◆ **Request**: Set down every entry word for word. Omit the pictures.
+++ Data shown
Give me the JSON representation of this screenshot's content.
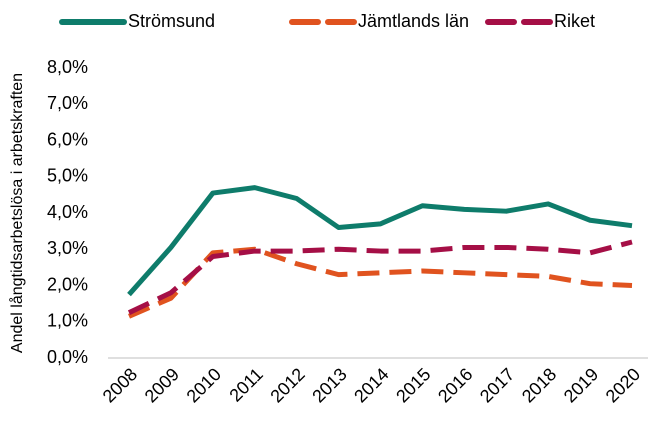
{
  "chart_data": {
    "type": "line",
    "y_label": "Andel långtidsarbetslösa i arbetskraften",
    "categories": [
      "2008",
      "2009",
      "2010",
      "2011",
      "2012",
      "2013",
      "2014",
      "2015",
      "2016",
      "2017",
      "2018",
      "2019",
      "2020"
    ],
    "series": [
      {
        "name": "Strömsund",
        "color": "#0e7c6b",
        "dashed": false,
        "values": [
          1.75,
          3.05,
          4.55,
          4.7,
          4.4,
          3.6,
          3.7,
          4.2,
          4.1,
          4.05,
          4.25,
          3.8,
          3.65
        ]
      },
      {
        "name": "Jämtlands län",
        "color": "#e0531f",
        "dashed": true,
        "values": [
          1.15,
          1.65,
          2.9,
          3.0,
          2.6,
          2.3,
          2.35,
          2.4,
          2.35,
          2.3,
          2.25,
          2.05,
          2.0
        ]
      },
      {
        "name": "Riket",
        "color": "#a50f46",
        "dashed": true,
        "values": [
          1.25,
          1.8,
          2.8,
          2.95,
          2.95,
          3.0,
          2.95,
          2.95,
          3.05,
          3.05,
          3.0,
          2.9,
          3.2
        ]
      }
    ],
    "ylim": [
      0,
      8
    ],
    "yticks": [
      {
        "value": 0,
        "label": "0,0%"
      },
      {
        "value": 1,
        "label": "1,0%"
      },
      {
        "value": 2,
        "label": "2,0%"
      },
      {
        "value": 3,
        "label": "3,0%"
      },
      {
        "value": 4,
        "label": "4,0%"
      },
      {
        "value": 5,
        "label": "5,0%"
      },
      {
        "value": 6,
        "label": "6,0%"
      },
      {
        "value": 7,
        "label": "7,0%"
      },
      {
        "value": 8,
        "label": "8,0%"
      }
    ],
    "legend": "top"
  }
}
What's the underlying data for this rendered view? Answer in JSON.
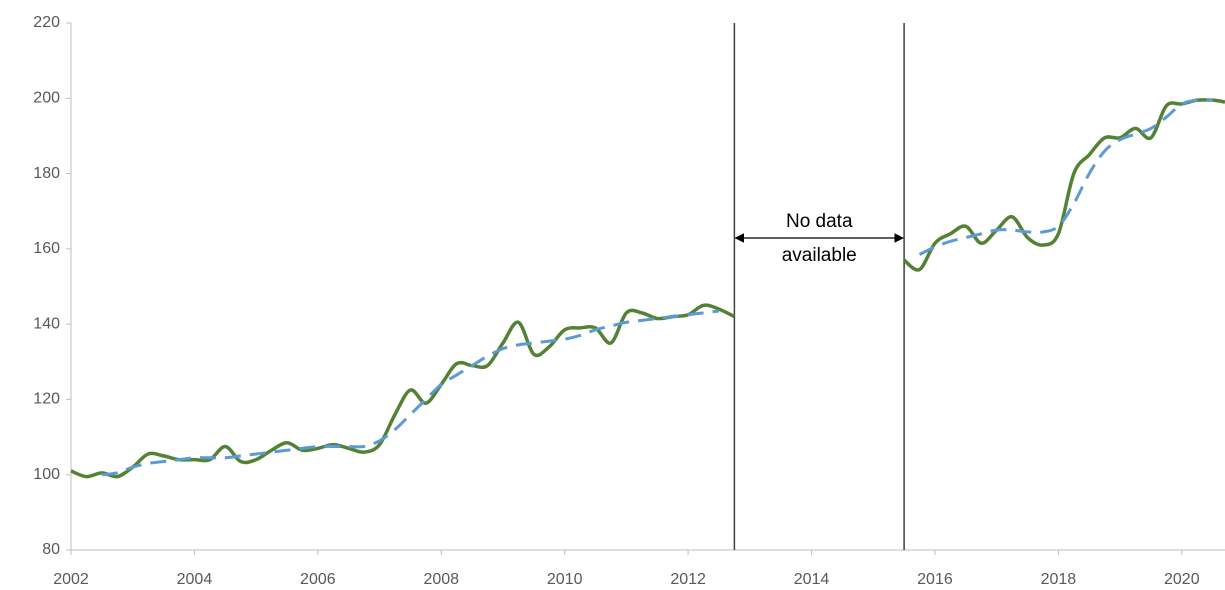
{
  "chart_data": {
    "type": "line",
    "x": [
      2002,
      2002.25,
      2002.5,
      2002.75,
      2003,
      2003.25,
      2003.5,
      2003.75,
      2004,
      2004.25,
      2004.5,
      2004.75,
      2005,
      2005.25,
      2005.5,
      2005.75,
      2006,
      2006.25,
      2006.5,
      2006.75,
      2007,
      2007.25,
      2007.5,
      2007.75,
      2008,
      2008.25,
      2008.5,
      2008.75,
      2009,
      2009.25,
      2009.5,
      2009.75,
      2010,
      2010.25,
      2010.5,
      2010.75,
      2011,
      2011.25,
      2011.5,
      2011.75,
      2012,
      2012.25,
      2012.5,
      2012.75,
      2014,
      2015.5,
      2015.75,
      2016,
      2016.25,
      2016.5,
      2016.75,
      2017,
      2017.25,
      2017.5,
      2017.75,
      2018,
      2018.25,
      2018.5,
      2018.75,
      2019,
      2019.25,
      2019.5,
      2019.75,
      2020,
      2020.25,
      2020.5,
      2020.7
    ],
    "series": [
      {
        "color": "#548235",
        "dash": false,
        "values": [
          101,
          99.5,
          100.5,
          99.5,
          102,
          105.5,
          105,
          104,
          104,
          104,
          107.5,
          103.5,
          104,
          106.5,
          108.5,
          106.5,
          107,
          108,
          107,
          106,
          108,
          116,
          122.5,
          119,
          124,
          129.5,
          129,
          129,
          135,
          140.5,
          132,
          134,
          138.5,
          139,
          139,
          135,
          143,
          143,
          141.5,
          142,
          142.5,
          145,
          144,
          142,
          null,
          157,
          154.5,
          161.5,
          164,
          166,
          161.5,
          165,
          168.5,
          163,
          161,
          164,
          180,
          185,
          189.5,
          189.5,
          192,
          189.5,
          198,
          198.5,
          199.5,
          199.5,
          199
        ]
      },
      {
        "color": "#5b9bd5",
        "dash": true,
        "values": [
          null,
          null,
          100,
          100.5,
          102,
          103,
          103.5,
          104,
          104.5,
          104.5,
          104.5,
          105,
          105.5,
          106,
          106.5,
          107,
          107.5,
          107.5,
          107.5,
          107.5,
          109,
          112,
          116,
          120,
          124,
          126.5,
          129,
          131.5,
          133.5,
          134.5,
          135,
          135.5,
          136,
          137,
          138.5,
          139.5,
          140.5,
          141,
          141.5,
          142,
          142.5,
          143,
          143.5,
          null,
          null,
          null,
          158.5,
          160.5,
          162,
          163,
          164,
          165,
          165,
          164.5,
          164.5,
          166,
          172,
          180,
          186,
          189,
          190.5,
          192,
          195,
          198.5,
          199.5,
          199.5,
          null
        ]
      }
    ],
    "xlim": [
      2002,
      2020.7
    ],
    "xticks": [
      2002,
      2004,
      2006,
      2008,
      2010,
      2012,
      2014,
      2016,
      2018,
      2020
    ],
    "ylim": [
      80,
      220
    ],
    "yticks": [
      80,
      100,
      120,
      140,
      160,
      180,
      200,
      220
    ],
    "grid": false,
    "annotation": {
      "text": [
        "No data",
        "available"
      ],
      "x": [
        2012.75,
        2015.5
      ]
    }
  }
}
++++++
◆ **Complete response**:
Give me the JSON representation of this screenshot's content.
{
  "chart_data": {
    "type": "line",
    "y_label": "Andel långtidsarbetslösa i arbetskraften",
    "categories": [
      "2008",
      "2009",
      "2010",
      "2011",
      "2012",
      "2013",
      "2014",
      "2015",
      "2016",
      "2017",
      "2018",
      "2019",
      "2020"
    ],
    "series": [
      {
        "name": "Strömsund",
        "color": "#0e7c6b",
        "dashed": false,
        "values": [
          1.75,
          3.05,
          4.55,
          4.7,
          4.4,
          3.6,
          3.7,
          4.2,
          4.1,
          4.05,
          4.25,
          3.8,
          3.65
        ]
      },
      {
        "name": "Jämtlands län",
        "color": "#e0531f",
        "dashed": true,
        "values": [
          1.15,
          1.65,
          2.9,
          3.0,
          2.6,
          2.3,
          2.35,
          2.4,
          2.35,
          2.3,
          2.25,
          2.05,
          2.0
        ]
      },
      {
        "name": "Riket",
        "color": "#a50f46",
        "dashed": true,
        "values": [
          1.25,
          1.8,
          2.8,
          2.95,
          2.95,
          3.0,
          2.95,
          2.95,
          3.05,
          3.05,
          3.0,
          2.9,
          3.2
        ]
      }
    ],
    "ylim": [
      0,
      8
    ],
    "yticks": [
      {
        "value": 0,
        "label": "0,0%"
      },
      {
        "value": 1,
        "label": "1,0%"
      },
      {
        "value": 2,
        "label": "2,0%"
      },
      {
        "value": 3,
        "label": "3,0%"
      },
      {
        "value": 4,
        "label": "4,0%"
      },
      {
        "value": 5,
        "label": "5,0%"
      },
      {
        "value": 6,
        "label": "6,0%"
      },
      {
        "value": 7,
        "label": "7,0%"
      },
      {
        "value": 8,
        "label": "8,0%"
      }
    ],
    "legend": "top"
  }
}
What's the underlying data for this rendered view? Answer in JSON.
{
  "chart_data": {
    "type": "line",
    "x": [
      2002,
      2002.25,
      2002.5,
      2002.75,
      2003,
      2003.25,
      2003.5,
      2003.75,
      2004,
      2004.25,
      2004.5,
      2004.75,
      2005,
      2005.25,
      2005.5,
      2005.75,
      2006,
      2006.25,
      2006.5,
      2006.75,
      2007,
      2007.25,
      2007.5,
      2007.75,
      2008,
      2008.25,
      2008.5,
      2008.75,
      2009,
      2009.25,
      2009.5,
      2009.75,
      2010,
      2010.25,
      2010.5,
      2010.75,
      2011,
      2011.25,
      2011.5,
      2011.75,
      2012,
      2012.25,
      2012.5,
      2012.75,
      2014,
      2015.5,
      2015.75,
      2016,
      2016.25,
      2016.5,
      2016.75,
      2017,
      2017.25,
      2017.5,
      2017.75,
      2018,
      2018.25,
      2018.5,
      2018.75,
      2019,
      2019.25,
      2019.5,
      2019.75,
      2020,
      2020.25,
      2020.5,
      2020.7
    ],
    "series": [
      {
        "color": "#548235",
        "dash": false,
        "values": [
          101,
          99.5,
          100.5,
          99.5,
          102,
          105.5,
          105,
          104,
          104,
          104,
          107.5,
          103.5,
          104,
          106.5,
          108.5,
          106.5,
          107,
          108,
          107,
          106,
          108,
          116,
          122.5,
          119,
          124,
          129.5,
          129,
          129,
          135,
          140.5,
          132,
          134,
          138.5,
          139,
          139,
          135,
          143,
          143,
          141.5,
          142,
          142.5,
          145,
          144,
          142,
          null,
          157,
          154.5,
          161.5,
          164,
          166,
          161.5,
          165,
          168.5,
          163,
          161,
          164,
          180,
          185,
          189.5,
          189.5,
          192,
          189.5,
          198,
          198.5,
          199.5,
          199.5,
          199
        ]
      },
      {
        "color": "#5b9bd5",
        "dash": true,
        "values": [
          null,
          null,
          100,
          100.5,
          102,
          103,
          103.5,
          104,
          104.5,
          104.5,
          104.5,
          105,
          105.5,
          106,
          106.5,
          107,
          107.5,
          107.5,
          107.5,
          107.5,
          109,
          112,
          116,
          120,
          124,
          126.5,
          129,
          131.5,
          133.5,
          134.5,
          135,
          135.5,
          136,
          137,
          138.5,
          139.5,
          140.5,
          141,
          141.5,
          142,
          142.5,
          143,
          143.5,
          null,
          null,
          null,
          158.5,
          160.5,
          162,
          163,
          164,
          165,
          165,
          164.5,
          164.5,
          166,
          172,
          180,
          186,
          189,
          190.5,
          192,
          195,
          198.5,
          199.5,
          199.5,
          null
        ]
      }
    ],
    "xlim": [
      2002,
      2020.7
    ],
    "xticks": [
      2002,
      2004,
      2006,
      2008,
      2010,
      2012,
      2014,
      2016,
      2018,
      2020
    ],
    "ylim": [
      80,
      220
    ],
    "yticks": [
      80,
      100,
      120,
      140,
      160,
      180,
      200,
      220
    ],
    "grid": false,
    "annotation": {
      "text": [
        "No data",
        "available"
      ],
      "x": [
        2012.75,
        2015.5
      ]
    }
  }
}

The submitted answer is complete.